## Material for the task
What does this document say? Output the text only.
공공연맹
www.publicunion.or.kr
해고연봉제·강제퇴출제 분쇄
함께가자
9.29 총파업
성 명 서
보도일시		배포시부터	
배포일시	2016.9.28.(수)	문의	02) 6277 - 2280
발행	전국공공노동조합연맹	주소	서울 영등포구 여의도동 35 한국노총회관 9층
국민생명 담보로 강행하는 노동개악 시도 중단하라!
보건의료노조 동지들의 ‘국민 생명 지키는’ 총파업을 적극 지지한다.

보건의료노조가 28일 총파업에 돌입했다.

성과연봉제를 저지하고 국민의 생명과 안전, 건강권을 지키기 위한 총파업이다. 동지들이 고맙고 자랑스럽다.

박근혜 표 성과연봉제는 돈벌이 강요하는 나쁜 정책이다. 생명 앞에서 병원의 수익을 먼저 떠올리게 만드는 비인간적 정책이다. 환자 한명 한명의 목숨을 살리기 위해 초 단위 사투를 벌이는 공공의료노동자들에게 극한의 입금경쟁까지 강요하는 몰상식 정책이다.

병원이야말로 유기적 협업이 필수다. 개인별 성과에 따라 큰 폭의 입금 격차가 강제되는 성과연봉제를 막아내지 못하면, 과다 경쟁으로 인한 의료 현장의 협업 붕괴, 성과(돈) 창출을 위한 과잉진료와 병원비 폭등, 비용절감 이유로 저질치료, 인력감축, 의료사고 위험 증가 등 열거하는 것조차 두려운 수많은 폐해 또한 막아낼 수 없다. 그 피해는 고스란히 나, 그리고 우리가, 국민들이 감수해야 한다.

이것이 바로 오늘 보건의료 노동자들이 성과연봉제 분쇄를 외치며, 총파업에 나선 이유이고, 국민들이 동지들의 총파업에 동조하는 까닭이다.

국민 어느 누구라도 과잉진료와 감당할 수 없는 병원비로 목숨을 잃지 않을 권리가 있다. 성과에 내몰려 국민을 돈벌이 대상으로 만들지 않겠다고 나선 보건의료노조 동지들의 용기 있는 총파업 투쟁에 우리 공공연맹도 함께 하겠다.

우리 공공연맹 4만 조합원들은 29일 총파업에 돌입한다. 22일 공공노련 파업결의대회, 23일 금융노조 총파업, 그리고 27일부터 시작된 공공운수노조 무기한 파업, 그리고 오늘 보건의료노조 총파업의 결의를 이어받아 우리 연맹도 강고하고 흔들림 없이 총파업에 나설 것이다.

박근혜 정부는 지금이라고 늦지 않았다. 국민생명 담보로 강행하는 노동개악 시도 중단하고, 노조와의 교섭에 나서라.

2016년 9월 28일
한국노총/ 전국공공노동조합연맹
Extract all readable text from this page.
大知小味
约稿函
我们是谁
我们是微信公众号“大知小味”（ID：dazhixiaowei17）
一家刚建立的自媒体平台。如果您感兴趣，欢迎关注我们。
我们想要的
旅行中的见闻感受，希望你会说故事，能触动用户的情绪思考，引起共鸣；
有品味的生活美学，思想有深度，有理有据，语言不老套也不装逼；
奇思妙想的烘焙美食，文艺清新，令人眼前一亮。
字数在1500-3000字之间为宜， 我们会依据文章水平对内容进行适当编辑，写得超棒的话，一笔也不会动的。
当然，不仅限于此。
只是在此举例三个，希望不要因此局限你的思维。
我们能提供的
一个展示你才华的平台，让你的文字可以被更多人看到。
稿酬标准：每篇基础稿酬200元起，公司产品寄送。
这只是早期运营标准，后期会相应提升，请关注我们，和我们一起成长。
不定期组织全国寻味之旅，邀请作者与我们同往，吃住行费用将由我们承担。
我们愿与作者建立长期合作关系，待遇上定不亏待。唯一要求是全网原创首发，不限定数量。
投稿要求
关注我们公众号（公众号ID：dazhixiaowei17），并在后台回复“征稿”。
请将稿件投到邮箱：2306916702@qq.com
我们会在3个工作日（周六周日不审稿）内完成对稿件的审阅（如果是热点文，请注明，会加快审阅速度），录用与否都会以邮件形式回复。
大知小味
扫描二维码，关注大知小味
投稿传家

## Stated goal
Write all of the records out again exactly.

## Expected answer
What does this document say? Output the text only.
공공연맹
www.publicunion.or.kr
해고연봉제·강제퇴출제 분쇄
함께가자
9.29 총파업
성 명 서
보도일시		배포시부터	
배포일시	2016.9.28.(수)	문의	02) 6277 - 2280
발행	전국공공노동조합연맹	주소	서울 영등포구 여의도동 35 한국노총회관 9층
국민생명 담보로 강행하는 노동개악 시도 중단하라!
보건의료노조 동지들의 ‘국민 생명 지키는’ 총파업을 적극 지지한다.

보건의료노조가 28일 총파업에 돌입했다.

성과연봉제를 저지하고 국민의 생명과 안전, 건강권을 지키기 위한 총파업이다. 동지들이 고맙고 자랑스럽다.

박근혜 표 성과연봉제는 돈벌이 강요하는 나쁜 정책이다. 생명 앞에서 병원의 수익을 먼저 떠올리게 만드는 비인간적 정책이다. 환자 한명 한명의 목숨을 살리기 위해 초 단위 사투를 벌이는 공공의료노동자들에게 극한의 입금경쟁까지 강요하는 몰상식 정책이다.

병원이야말로 유기적 협업이 필수다. 개인별 성과에 따라 큰 폭의 입금 격차가 강제되는 성과연봉제를 막아내지 못하면, 과다 경쟁으로 인한 의료 현장의 협업 붕괴, 성과(돈) 창출을 위한 과잉진료와 병원비 폭등, 비용절감 이유로 저질치료, 인력감축, 의료사고 위험 증가 등 열거하는 것조차 두려운 수많은 폐해 또한 막아낼 수 없다. 그 피해는 고스란히 나, 그리고 우리가, 국민들이 감수해야 한다.

이것이 바로 오늘 보건의료 노동자들이 성과연봉제 분쇄를 외치며, 총파업에 나선 이유이고, 국민들이 동지들의 총파업에 동조하는 까닭이다.

국민 어느 누구라도 과잉진료와 감당할 수 없는 병원비로 목숨을 잃지 않을 권리가 있다. 성과에 내몰려 국민을 돈벌이 대상으로 만들지 않겠다고 나선 보건의료노조 동지들의 용기 있는 총파업 투쟁에 우리 공공연맹도 함께 하겠다.

우리 공공연맹 4만 조합원들은 29일 총파업에 돌입한다. 22일 공공노련 파업결의대회, 23일 금융노조 총파업, 그리고 27일부터 시작된 공공운수노조 무기한 파업, 그리고 오늘 보건의료노조 총파업의 결의를 이어받아 우리 연맹도 강고하고 흔들림 없이 총파업에 나설 것이다.

박근혜 정부는 지금이라고 늦지 않았다. 국민생명 담보로 강행하는 노동개악 시도 중단하고, 노조와의 교섭에 나서라.

2016년 9월 28일
한국노총/ 전국공공노동조합연맹
Extract all readable text from this page.
大知小味
约稿函
我们是谁
我们是微信公众号“大知小味”（ID：dazhixiaowei17）
一家刚建立的自媒体平台。如果您感兴趣，欢迎关注我们。
我们想要的
旅行中的见闻感受，希望你会说故事，能触动用户的情绪思考，引起共鸣；
有品味的生活美学，思想有深度，有理有据，语言不老套也不装逼；
奇思妙想的烘焙美食，文艺清新，令人眼前一亮。
字数在1500-3000字之间为宜， 我们会依据文章水平对内容进行适当编辑，写得超棒的话，一笔也不会动的。
当然，不仅限于此。
只是在此举例三个，希望不要因此局限你的思维。
我们能提供的
一个展示你才华的平台，让你的文字可以被更多人看到。
稿酬标准：每篇基础稿酬200元起，公司产品寄送。
这只是早期运营标准，后期会相应提升，请关注我们，和我们一起成长。
不定期组织全国寻味之旅，邀请作者与我们同往，吃住行费用将由我们承担。
我们愿与作者建立长期合作关系，待遇上定不亏待。唯一要求是全网原创首发，不限定数量。
投稿要求
关注我们公众号（公众号ID：dazhixiaowei17），并在后台回复“征稿”。
请将稿件投到邮箱：2306916702@qq.com
我们会在3个工作日（周六周日不审稿）内完成对稿件的审阅（如果是热点文，请注明，会加快审阅速度），录用与否都会以邮件形式回复。
大知小味
扫描二维码，关注大知小味
投稿传家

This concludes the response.